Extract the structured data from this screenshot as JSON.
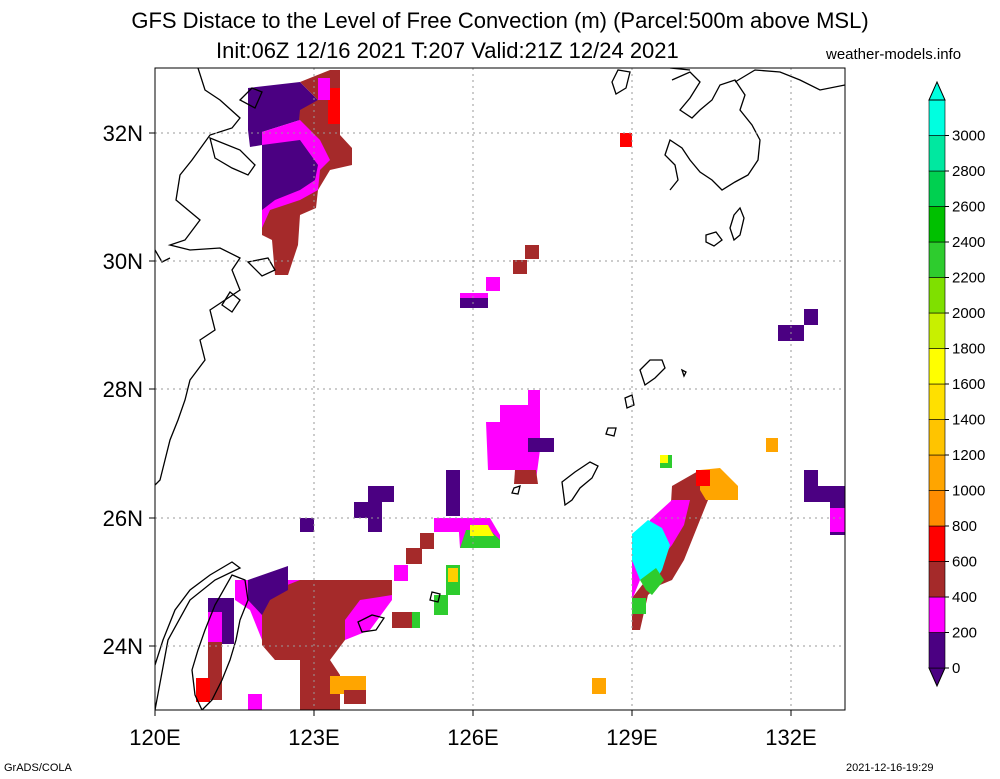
{
  "title": {
    "line1": "GFS Distace to the Level of Free Convection (m) (Parcel:500m above MSL)",
    "line2": "Init:06Z 12/16 2021 T:207 Valid:21Z 12/24 2021"
  },
  "site": "weather-models.info",
  "footer": {
    "left": "GrADS/COLA",
    "right": "2021-12-16-19:29"
  },
  "lon_ticks": [
    "120E",
    "123E",
    "126E",
    "129E",
    "132E"
  ],
  "lat_ticks": [
    "32N",
    "30N",
    "28N",
    "26N",
    "24N"
  ],
  "colorbar": {
    "labels": [
      "0",
      "200",
      "400",
      "600",
      "800",
      "1000",
      "1200",
      "1400",
      "1600",
      "1800",
      "2000",
      "2200",
      "2400",
      "2600",
      "2800",
      "3000"
    ],
    "colors": [
      "#4b0082",
      "#ff00ff",
      "#a52a2a",
      "#ff0000",
      "#ff8c00",
      "#ffa500",
      "#ffc400",
      "#ffe000",
      "#ffff00",
      "#c8f000",
      "#7fe000",
      "#2ecc2e",
      "#00c000",
      "#00d050",
      "#00e8a0",
      "#00ffe0"
    ]
  },
  "colors": {
    "purple": "#4b0082",
    "magenta": "#ff00ff",
    "brown": "#a52a2a",
    "red": "#ff0000",
    "orange": "#ffa500",
    "yellow": "#ffff00",
    "green": "#2ecc2e",
    "cyan": "#00ffff"
  }
}
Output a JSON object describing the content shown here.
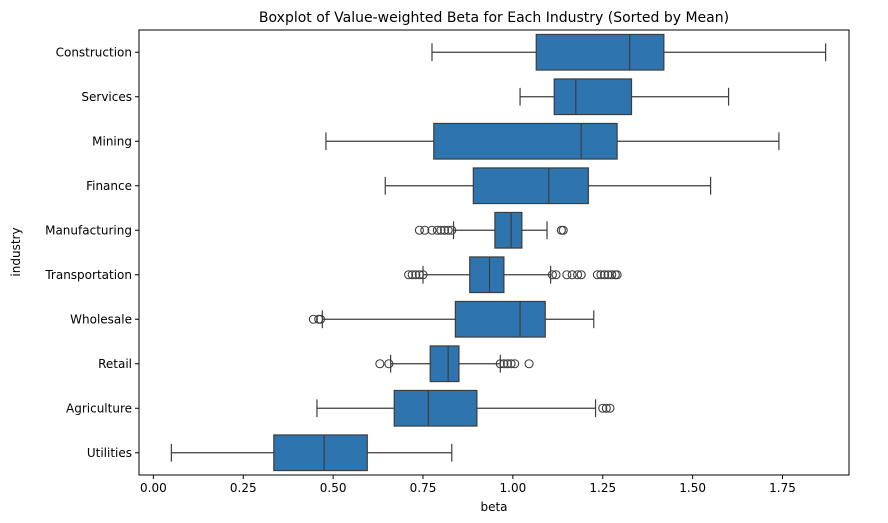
{
  "chart_data": {
    "type": "boxplot",
    "orientation": "horizontal",
    "title": "Boxplot of Value-weighted Beta for Each Industry (Sorted by Mean)",
    "xlabel": "beta",
    "ylabel": "industry",
    "xlim": [
      -0.04,
      1.935
    ],
    "xticks": [
      0.0,
      0.25,
      0.5,
      0.75,
      1.0,
      1.25,
      1.5,
      1.75
    ],
    "xtick_labels": [
      "0.00",
      "0.25",
      "0.50",
      "0.75",
      "1.00",
      "1.25",
      "1.50",
      "1.75"
    ],
    "grid": false,
    "box_color": "#2e75b0",
    "line_color": "#3d3d3d",
    "categories": [
      "Construction",
      "Services",
      "Mining",
      "Finance",
      "Manufacturing",
      "Transportation",
      "Wholesale",
      "Retail",
      "Agriculture",
      "Utilities"
    ],
    "boxes": [
      {
        "category": "Construction",
        "whisker_low": 0.775,
        "q1": 1.065,
        "median": 1.325,
        "q3": 1.42,
        "whisker_high": 1.87,
        "outliers": []
      },
      {
        "category": "Services",
        "whisker_low": 1.02,
        "q1": 1.115,
        "median": 1.175,
        "q3": 1.33,
        "whisker_high": 1.6,
        "outliers": []
      },
      {
        "category": "Mining",
        "whisker_low": 0.48,
        "q1": 0.78,
        "median": 1.19,
        "q3": 1.29,
        "whisker_high": 1.74,
        "outliers": []
      },
      {
        "category": "Finance",
        "whisker_low": 0.645,
        "q1": 0.89,
        "median": 1.1,
        "q3": 1.21,
        "whisker_high": 1.55,
        "outliers": []
      },
      {
        "category": "Manufacturing",
        "whisker_low": 0.835,
        "q1": 0.95,
        "median": 0.995,
        "q3": 1.025,
        "whisker_high": 1.095,
        "outliers": [
          0.74,
          0.755,
          0.775,
          0.79,
          0.8,
          0.81,
          0.82,
          0.83,
          1.135,
          1.14
        ]
      },
      {
        "category": "Transportation",
        "whisker_low": 0.75,
        "q1": 0.88,
        "median": 0.935,
        "q3": 0.975,
        "whisker_high": 1.105,
        "outliers": [
          0.71,
          0.72,
          0.73,
          0.74,
          0.75,
          1.11,
          1.12,
          1.15,
          1.165,
          1.18,
          1.19,
          1.235,
          1.245,
          1.255,
          1.265,
          1.275,
          1.285,
          1.29
        ]
      },
      {
        "category": "Wholesale",
        "whisker_low": 0.47,
        "q1": 0.84,
        "median": 1.02,
        "q3": 1.09,
        "whisker_high": 1.225,
        "outliers": [
          0.445,
          0.46,
          0.465
        ]
      },
      {
        "category": "Retail",
        "whisker_low": 0.66,
        "q1": 0.77,
        "median": 0.82,
        "q3": 0.85,
        "whisker_high": 0.965,
        "outliers": [
          0.63,
          0.655,
          0.965,
          0.975,
          0.985,
          0.995,
          1.005,
          1.045
        ]
      },
      {
        "category": "Agriculture",
        "whisker_low": 0.455,
        "q1": 0.67,
        "median": 0.765,
        "q3": 0.9,
        "whisker_high": 1.23,
        "outliers": [
          1.25,
          1.26,
          1.27
        ]
      },
      {
        "category": "Utilities",
        "whisker_low": 0.05,
        "q1": 0.335,
        "median": 0.475,
        "q3": 0.595,
        "whisker_high": 0.83,
        "outliers": []
      }
    ]
  }
}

━━━━━━━━━━

### WHAT IS BEING ASKED
Gather each line in the entries above where the string "Construction" is found.

### TASK OUTPUT
      "Construction",
        "category": "Construction",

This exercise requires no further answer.